Record extracts:
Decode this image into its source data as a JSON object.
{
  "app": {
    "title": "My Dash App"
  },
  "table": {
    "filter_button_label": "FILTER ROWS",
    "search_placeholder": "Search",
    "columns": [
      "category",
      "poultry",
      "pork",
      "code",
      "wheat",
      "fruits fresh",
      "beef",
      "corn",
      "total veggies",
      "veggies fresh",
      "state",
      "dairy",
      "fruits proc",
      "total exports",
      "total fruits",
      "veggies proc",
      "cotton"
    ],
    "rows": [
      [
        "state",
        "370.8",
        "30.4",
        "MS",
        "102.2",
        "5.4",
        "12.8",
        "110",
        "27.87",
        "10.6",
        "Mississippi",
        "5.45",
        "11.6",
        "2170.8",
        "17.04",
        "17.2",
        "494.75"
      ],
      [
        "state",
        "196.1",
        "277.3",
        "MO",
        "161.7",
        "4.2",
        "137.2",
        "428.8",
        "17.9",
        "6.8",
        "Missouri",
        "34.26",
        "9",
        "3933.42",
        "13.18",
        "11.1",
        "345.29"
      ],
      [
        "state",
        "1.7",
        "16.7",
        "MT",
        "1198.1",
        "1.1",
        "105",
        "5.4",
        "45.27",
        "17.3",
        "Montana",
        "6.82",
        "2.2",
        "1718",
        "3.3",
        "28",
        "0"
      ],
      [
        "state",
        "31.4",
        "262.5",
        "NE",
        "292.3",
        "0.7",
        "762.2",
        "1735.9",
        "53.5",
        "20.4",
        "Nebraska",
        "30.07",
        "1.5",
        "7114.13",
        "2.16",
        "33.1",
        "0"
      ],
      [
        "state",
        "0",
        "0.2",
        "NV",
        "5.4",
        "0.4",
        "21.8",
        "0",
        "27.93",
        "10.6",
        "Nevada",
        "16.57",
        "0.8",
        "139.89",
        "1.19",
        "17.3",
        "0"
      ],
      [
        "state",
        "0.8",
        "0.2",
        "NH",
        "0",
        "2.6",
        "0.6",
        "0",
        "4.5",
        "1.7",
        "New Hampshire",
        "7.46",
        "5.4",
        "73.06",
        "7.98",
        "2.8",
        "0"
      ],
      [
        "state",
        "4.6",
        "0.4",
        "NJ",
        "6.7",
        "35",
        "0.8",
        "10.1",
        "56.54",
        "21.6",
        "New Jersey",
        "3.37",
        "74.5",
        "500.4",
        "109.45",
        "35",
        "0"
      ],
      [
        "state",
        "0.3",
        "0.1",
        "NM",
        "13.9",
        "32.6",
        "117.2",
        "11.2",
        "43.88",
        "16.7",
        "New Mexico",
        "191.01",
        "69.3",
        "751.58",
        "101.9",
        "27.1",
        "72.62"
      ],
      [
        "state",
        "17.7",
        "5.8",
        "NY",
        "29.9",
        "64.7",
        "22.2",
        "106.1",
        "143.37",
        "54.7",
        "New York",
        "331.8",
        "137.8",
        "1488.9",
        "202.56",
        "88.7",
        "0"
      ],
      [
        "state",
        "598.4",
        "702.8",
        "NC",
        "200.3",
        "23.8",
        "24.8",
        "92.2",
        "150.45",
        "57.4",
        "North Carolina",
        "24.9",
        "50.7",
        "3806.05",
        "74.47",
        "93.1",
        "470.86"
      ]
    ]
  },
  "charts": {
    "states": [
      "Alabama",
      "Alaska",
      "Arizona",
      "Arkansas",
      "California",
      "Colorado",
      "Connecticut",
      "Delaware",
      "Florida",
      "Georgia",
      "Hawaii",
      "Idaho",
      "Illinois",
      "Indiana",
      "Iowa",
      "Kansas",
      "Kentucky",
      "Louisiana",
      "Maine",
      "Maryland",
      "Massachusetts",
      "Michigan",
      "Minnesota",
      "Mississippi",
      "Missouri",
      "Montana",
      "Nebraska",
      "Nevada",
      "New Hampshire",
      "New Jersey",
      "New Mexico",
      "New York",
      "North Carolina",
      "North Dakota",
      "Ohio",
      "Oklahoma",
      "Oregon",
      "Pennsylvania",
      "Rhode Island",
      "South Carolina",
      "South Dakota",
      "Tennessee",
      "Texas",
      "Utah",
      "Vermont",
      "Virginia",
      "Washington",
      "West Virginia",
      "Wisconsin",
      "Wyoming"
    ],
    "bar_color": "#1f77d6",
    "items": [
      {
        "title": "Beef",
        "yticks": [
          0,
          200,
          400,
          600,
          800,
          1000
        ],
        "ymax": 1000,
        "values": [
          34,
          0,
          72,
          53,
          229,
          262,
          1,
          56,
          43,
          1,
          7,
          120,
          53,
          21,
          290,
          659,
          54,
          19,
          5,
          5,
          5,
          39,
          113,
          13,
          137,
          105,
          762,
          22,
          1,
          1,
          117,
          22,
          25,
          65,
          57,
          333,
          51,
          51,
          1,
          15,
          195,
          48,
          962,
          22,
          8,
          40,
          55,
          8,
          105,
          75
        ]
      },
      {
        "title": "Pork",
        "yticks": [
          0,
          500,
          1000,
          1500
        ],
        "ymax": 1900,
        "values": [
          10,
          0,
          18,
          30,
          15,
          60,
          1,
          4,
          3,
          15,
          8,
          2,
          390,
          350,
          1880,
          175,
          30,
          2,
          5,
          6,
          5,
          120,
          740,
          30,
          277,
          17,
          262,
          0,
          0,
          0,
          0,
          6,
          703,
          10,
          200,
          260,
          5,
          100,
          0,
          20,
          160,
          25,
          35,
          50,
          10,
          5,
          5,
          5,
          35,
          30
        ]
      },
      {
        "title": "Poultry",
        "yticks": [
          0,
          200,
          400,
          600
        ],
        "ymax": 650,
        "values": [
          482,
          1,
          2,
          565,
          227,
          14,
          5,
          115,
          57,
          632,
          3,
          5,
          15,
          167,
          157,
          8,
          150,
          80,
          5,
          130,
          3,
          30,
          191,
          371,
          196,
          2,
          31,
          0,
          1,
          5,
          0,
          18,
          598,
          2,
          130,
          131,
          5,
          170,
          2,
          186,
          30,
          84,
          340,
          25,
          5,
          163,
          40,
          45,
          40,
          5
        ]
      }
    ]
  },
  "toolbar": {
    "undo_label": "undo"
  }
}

Task description:
Reproduce the records above exactly.

The completed task:
Decode this image into its source data as a JSON object.
{
  "app": {
    "title": "My Dash App"
  },
  "table": {
    "filter_button_label": "FILTER ROWS",
    "search_placeholder": "Search",
    "columns": [
      "category",
      "poultry",
      "pork",
      "code",
      "wheat",
      "fruits fresh",
      "beef",
      "corn",
      "total veggies",
      "veggies fresh",
      "state",
      "dairy",
      "fruits proc",
      "total exports",
      "total fruits",
      "veggies proc",
      "cotton"
    ],
    "rows": [
      [
        "state",
        "370.8",
        "30.4",
        "MS",
        "102.2",
        "5.4",
        "12.8",
        "110",
        "27.87",
        "10.6",
        "Mississippi",
        "5.45",
        "11.6",
        "2170.8",
        "17.04",
        "17.2",
        "494.75"
      ],
      [
        "state",
        "196.1",
        "277.3",
        "MO",
        "161.7",
        "4.2",
        "137.2",
        "428.8",
        "17.9",
        "6.8",
        "Missouri",
        "34.26",
        "9",
        "3933.42",
        "13.18",
        "11.1",
        "345.29"
      ],
      [
        "state",
        "1.7",
        "16.7",
        "MT",
        "1198.1",
        "1.1",
        "105",
        "5.4",
        "45.27",
        "17.3",
        "Montana",
        "6.82",
        "2.2",
        "1718",
        "3.3",
        "28",
        "0"
      ],
      [
        "state",
        "31.4",
        "262.5",
        "NE",
        "292.3",
        "0.7",
        "762.2",
        "1735.9",
        "53.5",
        "20.4",
        "Nebraska",
        "30.07",
        "1.5",
        "7114.13",
        "2.16",
        "33.1",
        "0"
      ],
      [
        "state",
        "0",
        "0.2",
        "NV",
        "5.4",
        "0.4",
        "21.8",
        "0",
        "27.93",
        "10.6",
        "Nevada",
        "16.57",
        "0.8",
        "139.89",
        "1.19",
        "17.3",
        "0"
      ],
      [
        "state",
        "0.8",
        "0.2",
        "NH",
        "0",
        "2.6",
        "0.6",
        "0",
        "4.5",
        "1.7",
        "New Hampshire",
        "7.46",
        "5.4",
        "73.06",
        "7.98",
        "2.8",
        "0"
      ],
      [
        "state",
        "4.6",
        "0.4",
        "NJ",
        "6.7",
        "35",
        "0.8",
        "10.1",
        "56.54",
        "21.6",
        "New Jersey",
        "3.37",
        "74.5",
        "500.4",
        "109.45",
        "35",
        "0"
      ],
      [
        "state",
        "0.3",
        "0.1",
        "NM",
        "13.9",
        "32.6",
        "117.2",
        "11.2",
        "43.88",
        "16.7",
        "New Mexico",
        "191.01",
        "69.3",
        "751.58",
        "101.9",
        "27.1",
        "72.62"
      ],
      [
        "state",
        "17.7",
        "5.8",
        "NY",
        "29.9",
        "64.7",
        "22.2",
        "106.1",
        "143.37",
        "54.7",
        "New York",
        "331.8",
        "137.8",
        "1488.9",
        "202.56",
        "88.7",
        "0"
      ],
      [
        "state",
        "598.4",
        "702.8",
        "NC",
        "200.3",
        "23.8",
        "24.8",
        "92.2",
        "150.45",
        "57.4",
        "North Carolina",
        "24.9",
        "50.7",
        "3806.05",
        "74.47",
        "93.1",
        "470.86"
      ]
    ]
  },
  "charts": {
    "states": [
      "Alabama",
      "Alaska",
      "Arizona",
      "Arkansas",
      "California",
      "Colorado",
      "Connecticut",
      "Delaware",
      "Florida",
      "Georgia",
      "Hawaii",
      "Idaho",
      "Illinois",
      "Indiana",
      "Iowa",
      "Kansas",
      "Kentucky",
      "Louisiana",
      "Maine",
      "Maryland",
      "Massachusetts",
      "Michigan",
      "Minnesota",
      "Mississippi",
      "Missouri",
      "Montana",
      "Nebraska",
      "Nevada",
      "New Hampshire",
      "New Jersey",
      "New Mexico",
      "New York",
      "North Carolina",
      "North Dakota",
      "Ohio",
      "Oklahoma",
      "Oregon",
      "Pennsylvania",
      "Rhode Island",
      "South Carolina",
      "South Dakota",
      "Tennessee",
      "Texas",
      "Utah",
      "Vermont",
      "Virginia",
      "Washington",
      "West Virginia",
      "Wisconsin",
      "Wyoming"
    ],
    "bar_color": "#1f77d6",
    "items": [
      {
        "title": "Beef",
        "yticks": [
          0,
          200,
          400,
          600,
          800,
          1000
        ],
        "ymax": 1000,
        "values": [
          34,
          0,
          72,
          53,
          229,
          262,
          1,
          56,
          43,
          1,
          7,
          120,
          53,
          21,
          290,
          659,
          54,
          19,
          5,
          5,
          5,
          39,
          113,
          13,
          137,
          105,
          762,
          22,
          1,
          1,
          117,
          22,
          25,
          65,
          57,
          333,
          51,
          51,
          1,
          15,
          195,
          48,
          962,
          22,
          8,
          40,
          55,
          8,
          105,
          75
        ]
      },
      {
        "title": "Pork",
        "yticks": [
          0,
          500,
          1000,
          1500
        ],
        "ymax": 1900,
        "values": [
          10,
          0,
          18,
          30,
          15,
          60,
          1,
          4,
          3,
          15,
          8,
          2,
          390,
          350,
          1880,
          175,
          30,
          2,
          5,
          6,
          5,
          120,
          740,
          30,
          277,
          17,
          262,
          0,
          0,
          0,
          0,
          6,
          703,
          10,
          200,
          260,
          5,
          100,
          0,
          20,
          160,
          25,
          35,
          50,
          10,
          5,
          5,
          5,
          35,
          30
        ]
      },
      {
        "title": "Poultry",
        "yticks": [
          0,
          200,
          400,
          600
        ],
        "ymax": 650,
        "values": [
          482,
          1,
          2,
          565,
          227,
          14,
          5,
          115,
          57,
          632,
          3,
          5,
          15,
          167,
          157,
          8,
          150,
          80,
          5,
          130,
          3,
          30,
          191,
          371,
          196,
          2,
          31,
          0,
          1,
          5,
          0,
          18,
          598,
          2,
          130,
          131,
          5,
          170,
          2,
          186,
          30,
          84,
          340,
          25,
          5,
          163,
          40,
          45,
          40,
          5
        ]
      }
    ]
  },
  "toolbar": {
    "undo_label": "undo"
  }
}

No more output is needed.